> Exercise requirements
[1] Set down the stretch of the RadNet conversation from "Howard, one of" through "of EBITDA today?", word for word.
[2] In the RadNet conversation, what level does the speaker say RadNet's leverage is down to?

> Excerpted text

Howard, one of the other things that I've noticed is your balance sheet has obviously de-levered over the last few years to, you know, levels of-
When did you see that?
But also, you're sitting on almost $700 million of cash today. You just entered Texas, which is a brand-new market for you, earlier this year. So how should we be thinking about your view on or strategy on deploying that much capital off of a base of roughly $270 million-$280 million of EBITDA today?
Yeah. Well, I think the benefit of being, of having cash on your balance sheet is it has people look at RadNet differently, whether you're a shareholder or a debt holder. Our leverage is down to about 1x, so I think everybody is more comfortable that we're able to make the kind of strategic business decisions a little bit more aggressively than we might have in the past. But we wanted to position ourselves where we could look into perhaps other markets that we'd like to go into, where it might require larger acquisitions to create a good platform, markets that we're not in right now, number one.
Number two, many of the joint ventures that we have with the current health systems and newer ones that we're looking at, we might wanna buy into their centers or come up with a path to grow centers, which, 'cause they're all experiencing the same issues with demand and lack of capacity. And then, there are other opportunities of scale that, whether we do those or not, being able to deploy capital, not only with our stock, which has obviously achieved its own tender value, but with cash, makes the conversations a little bit more fluid in terms of us creating the kind of opportunity that we think is necessary to do more of a scale operation.

> Given records
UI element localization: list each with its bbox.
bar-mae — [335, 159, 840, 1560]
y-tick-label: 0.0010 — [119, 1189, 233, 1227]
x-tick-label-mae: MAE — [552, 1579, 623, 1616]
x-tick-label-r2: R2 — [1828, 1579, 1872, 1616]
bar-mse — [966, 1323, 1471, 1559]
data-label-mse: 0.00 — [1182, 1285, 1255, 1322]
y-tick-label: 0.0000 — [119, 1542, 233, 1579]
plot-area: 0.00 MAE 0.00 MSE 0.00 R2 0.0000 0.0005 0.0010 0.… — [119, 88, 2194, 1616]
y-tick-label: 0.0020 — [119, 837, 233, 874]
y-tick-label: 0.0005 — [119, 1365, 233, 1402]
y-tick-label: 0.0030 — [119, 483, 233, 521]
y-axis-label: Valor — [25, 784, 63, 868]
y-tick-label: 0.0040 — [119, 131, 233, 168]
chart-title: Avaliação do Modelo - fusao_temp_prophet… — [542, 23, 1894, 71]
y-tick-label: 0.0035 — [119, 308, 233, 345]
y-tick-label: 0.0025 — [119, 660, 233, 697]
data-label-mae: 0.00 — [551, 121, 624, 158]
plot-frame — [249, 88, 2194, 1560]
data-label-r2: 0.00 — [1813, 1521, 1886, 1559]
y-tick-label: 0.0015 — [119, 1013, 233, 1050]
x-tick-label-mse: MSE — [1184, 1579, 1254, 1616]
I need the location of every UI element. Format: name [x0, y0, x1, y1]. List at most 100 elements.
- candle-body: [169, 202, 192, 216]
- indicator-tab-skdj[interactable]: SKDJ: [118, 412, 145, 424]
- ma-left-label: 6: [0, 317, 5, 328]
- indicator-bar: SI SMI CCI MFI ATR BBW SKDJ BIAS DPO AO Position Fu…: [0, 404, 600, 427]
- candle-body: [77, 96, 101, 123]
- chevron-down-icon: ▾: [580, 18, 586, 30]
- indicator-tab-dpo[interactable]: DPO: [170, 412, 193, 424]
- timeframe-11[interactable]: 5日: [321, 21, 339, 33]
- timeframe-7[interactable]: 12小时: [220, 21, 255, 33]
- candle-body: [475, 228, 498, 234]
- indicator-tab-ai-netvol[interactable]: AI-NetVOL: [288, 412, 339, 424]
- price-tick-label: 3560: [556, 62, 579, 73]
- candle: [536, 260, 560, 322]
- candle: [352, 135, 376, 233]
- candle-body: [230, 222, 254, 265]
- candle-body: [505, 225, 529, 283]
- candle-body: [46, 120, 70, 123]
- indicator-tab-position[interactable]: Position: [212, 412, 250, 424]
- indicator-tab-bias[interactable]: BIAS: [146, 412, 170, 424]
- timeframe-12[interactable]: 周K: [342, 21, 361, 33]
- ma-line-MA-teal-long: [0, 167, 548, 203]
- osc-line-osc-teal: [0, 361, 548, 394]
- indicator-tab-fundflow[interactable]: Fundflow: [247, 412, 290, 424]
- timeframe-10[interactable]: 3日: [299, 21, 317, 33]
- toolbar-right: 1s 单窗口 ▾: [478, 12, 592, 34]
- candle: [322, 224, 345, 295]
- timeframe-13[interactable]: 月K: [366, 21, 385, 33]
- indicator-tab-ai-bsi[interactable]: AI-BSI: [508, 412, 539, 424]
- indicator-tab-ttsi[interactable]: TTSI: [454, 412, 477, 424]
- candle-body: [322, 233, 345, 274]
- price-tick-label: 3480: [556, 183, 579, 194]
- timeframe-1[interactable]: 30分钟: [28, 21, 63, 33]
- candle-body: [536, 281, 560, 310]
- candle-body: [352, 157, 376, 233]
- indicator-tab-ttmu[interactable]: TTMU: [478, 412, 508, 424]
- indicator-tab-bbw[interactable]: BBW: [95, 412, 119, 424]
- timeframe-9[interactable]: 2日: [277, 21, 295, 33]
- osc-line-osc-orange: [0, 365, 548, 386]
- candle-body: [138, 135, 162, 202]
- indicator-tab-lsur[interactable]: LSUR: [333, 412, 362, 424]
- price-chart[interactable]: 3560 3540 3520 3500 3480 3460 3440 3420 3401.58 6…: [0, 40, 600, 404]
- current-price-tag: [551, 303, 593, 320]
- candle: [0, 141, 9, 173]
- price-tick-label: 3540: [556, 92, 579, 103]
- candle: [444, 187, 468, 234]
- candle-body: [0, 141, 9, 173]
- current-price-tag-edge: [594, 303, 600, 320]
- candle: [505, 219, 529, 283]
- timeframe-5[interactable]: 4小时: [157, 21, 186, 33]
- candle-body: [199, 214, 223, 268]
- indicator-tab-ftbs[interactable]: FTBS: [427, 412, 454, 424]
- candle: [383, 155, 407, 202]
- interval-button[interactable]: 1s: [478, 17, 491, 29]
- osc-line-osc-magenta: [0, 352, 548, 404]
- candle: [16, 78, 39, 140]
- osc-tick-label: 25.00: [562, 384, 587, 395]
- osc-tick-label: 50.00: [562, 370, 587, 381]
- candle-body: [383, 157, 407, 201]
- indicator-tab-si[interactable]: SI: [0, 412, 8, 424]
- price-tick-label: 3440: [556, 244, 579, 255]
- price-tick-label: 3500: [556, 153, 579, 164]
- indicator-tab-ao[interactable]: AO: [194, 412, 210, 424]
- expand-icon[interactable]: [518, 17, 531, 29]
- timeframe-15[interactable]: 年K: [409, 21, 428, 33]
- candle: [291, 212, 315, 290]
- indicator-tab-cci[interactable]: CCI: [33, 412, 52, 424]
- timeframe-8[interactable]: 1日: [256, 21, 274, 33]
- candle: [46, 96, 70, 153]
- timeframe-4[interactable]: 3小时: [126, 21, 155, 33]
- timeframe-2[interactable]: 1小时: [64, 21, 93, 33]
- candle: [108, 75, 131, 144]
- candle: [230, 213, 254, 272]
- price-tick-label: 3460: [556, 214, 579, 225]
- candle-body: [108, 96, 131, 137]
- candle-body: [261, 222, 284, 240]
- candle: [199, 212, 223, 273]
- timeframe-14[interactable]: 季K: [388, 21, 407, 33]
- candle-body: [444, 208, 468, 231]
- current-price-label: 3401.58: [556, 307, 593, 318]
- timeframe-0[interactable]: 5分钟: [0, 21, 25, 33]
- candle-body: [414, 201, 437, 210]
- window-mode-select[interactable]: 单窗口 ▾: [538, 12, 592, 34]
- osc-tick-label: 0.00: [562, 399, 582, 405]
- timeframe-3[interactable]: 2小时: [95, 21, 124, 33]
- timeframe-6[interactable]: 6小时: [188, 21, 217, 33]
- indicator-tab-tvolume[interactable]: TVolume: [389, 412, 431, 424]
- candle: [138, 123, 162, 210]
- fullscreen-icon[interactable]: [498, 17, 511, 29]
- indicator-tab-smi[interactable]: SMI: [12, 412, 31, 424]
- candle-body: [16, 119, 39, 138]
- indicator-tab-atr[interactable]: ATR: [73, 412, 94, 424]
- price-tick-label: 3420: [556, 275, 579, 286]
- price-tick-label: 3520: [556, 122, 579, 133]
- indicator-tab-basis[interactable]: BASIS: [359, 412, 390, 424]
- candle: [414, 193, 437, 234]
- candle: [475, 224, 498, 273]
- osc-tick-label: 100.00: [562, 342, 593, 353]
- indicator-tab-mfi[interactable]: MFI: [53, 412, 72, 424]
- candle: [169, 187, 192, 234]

> Exercise results
[1]
Howard, one of the other things that I've noticed is your balance sheet has obviously de-levered over the last few years to, you know, levels of-
When did you see that?
But also, you're sitting on almost $700 million of cash today. You just entered Texas, which is a brand-new market for you, earlier this year. So how should we be thinking about your view on or strategy on deploying that much capital off of a base of roughly $270 million-$280 million of EBITDA today?

[2] About 1x.